>> begin MATERIALS PROVIDED
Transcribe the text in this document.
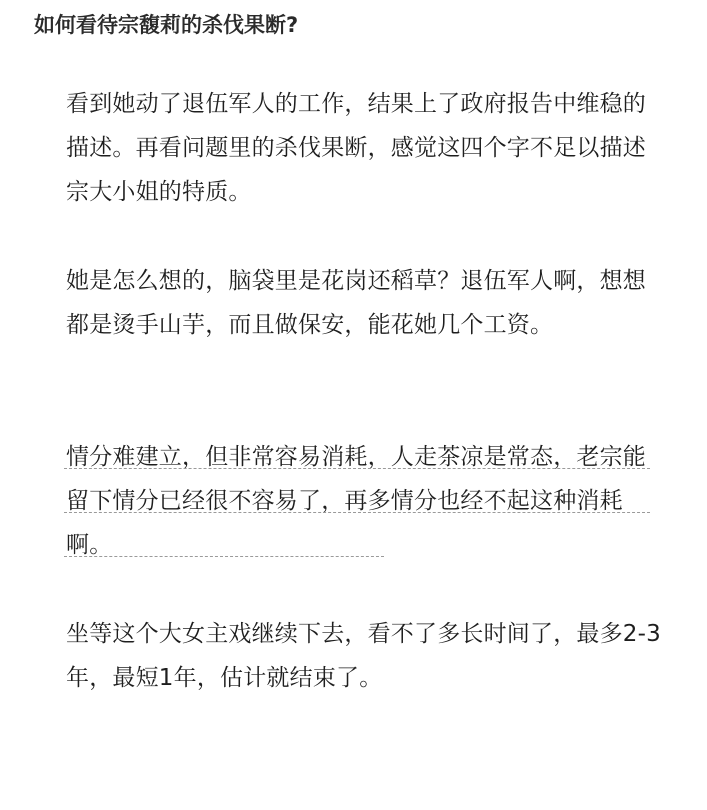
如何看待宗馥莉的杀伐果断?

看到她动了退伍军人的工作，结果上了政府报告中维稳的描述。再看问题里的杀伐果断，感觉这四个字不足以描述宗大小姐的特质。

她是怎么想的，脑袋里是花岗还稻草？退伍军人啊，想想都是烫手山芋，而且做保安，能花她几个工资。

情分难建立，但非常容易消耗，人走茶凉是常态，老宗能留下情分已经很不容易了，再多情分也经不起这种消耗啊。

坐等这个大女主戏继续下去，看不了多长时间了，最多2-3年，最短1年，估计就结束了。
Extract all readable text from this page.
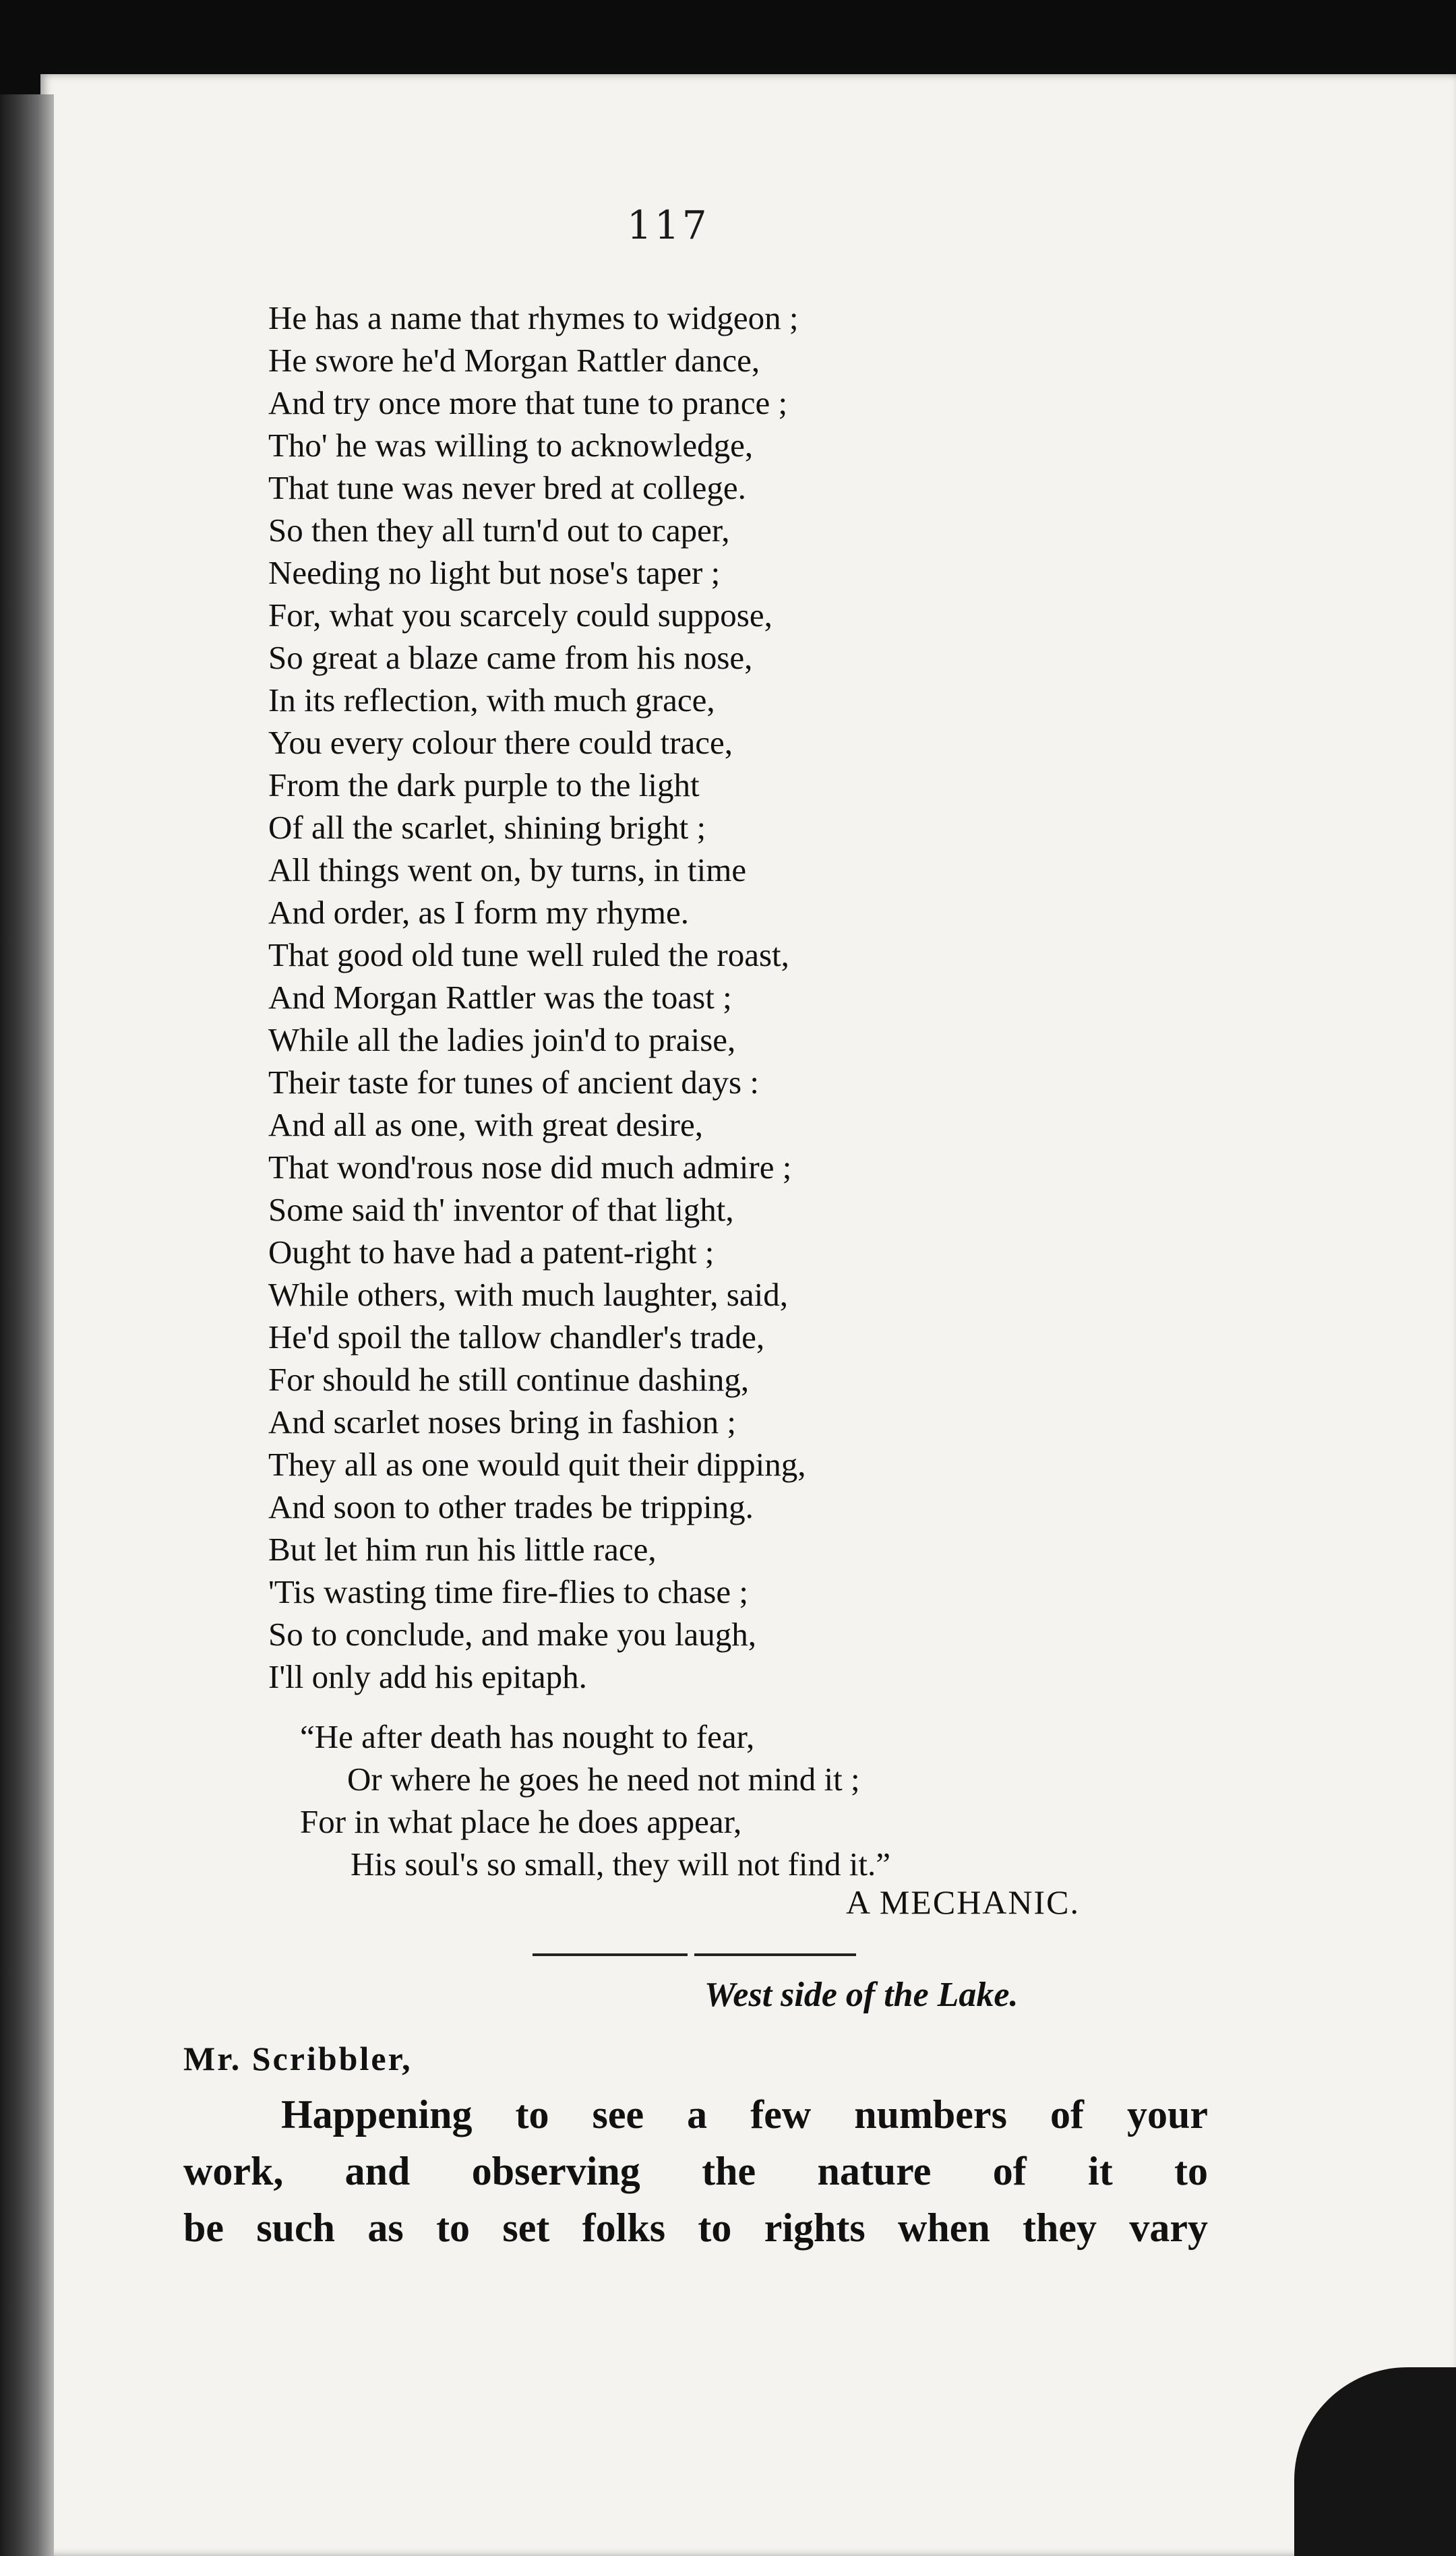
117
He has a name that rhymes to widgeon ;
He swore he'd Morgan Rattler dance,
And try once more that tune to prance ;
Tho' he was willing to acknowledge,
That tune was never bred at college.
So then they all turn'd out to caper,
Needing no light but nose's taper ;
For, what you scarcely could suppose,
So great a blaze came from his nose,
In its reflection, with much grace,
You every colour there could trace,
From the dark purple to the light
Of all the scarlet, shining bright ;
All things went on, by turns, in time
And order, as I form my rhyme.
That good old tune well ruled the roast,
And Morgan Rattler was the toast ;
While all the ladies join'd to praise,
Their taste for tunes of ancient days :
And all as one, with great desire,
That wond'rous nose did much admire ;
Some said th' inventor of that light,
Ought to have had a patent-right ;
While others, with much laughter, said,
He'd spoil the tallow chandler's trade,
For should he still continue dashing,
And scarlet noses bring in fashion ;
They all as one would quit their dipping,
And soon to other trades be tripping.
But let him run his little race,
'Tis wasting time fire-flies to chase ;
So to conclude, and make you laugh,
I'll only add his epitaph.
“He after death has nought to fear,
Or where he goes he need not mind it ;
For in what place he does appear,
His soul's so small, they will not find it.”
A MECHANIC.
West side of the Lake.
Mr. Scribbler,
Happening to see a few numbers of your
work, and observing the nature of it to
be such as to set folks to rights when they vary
>> end MATERIALS PROVIDED
PROBLEM -
Identify and extract each line of the listing that contains "what".

ANSWER TO THE EXERCISE -
For, what you scarcely could suppose,
For in what place he does appear,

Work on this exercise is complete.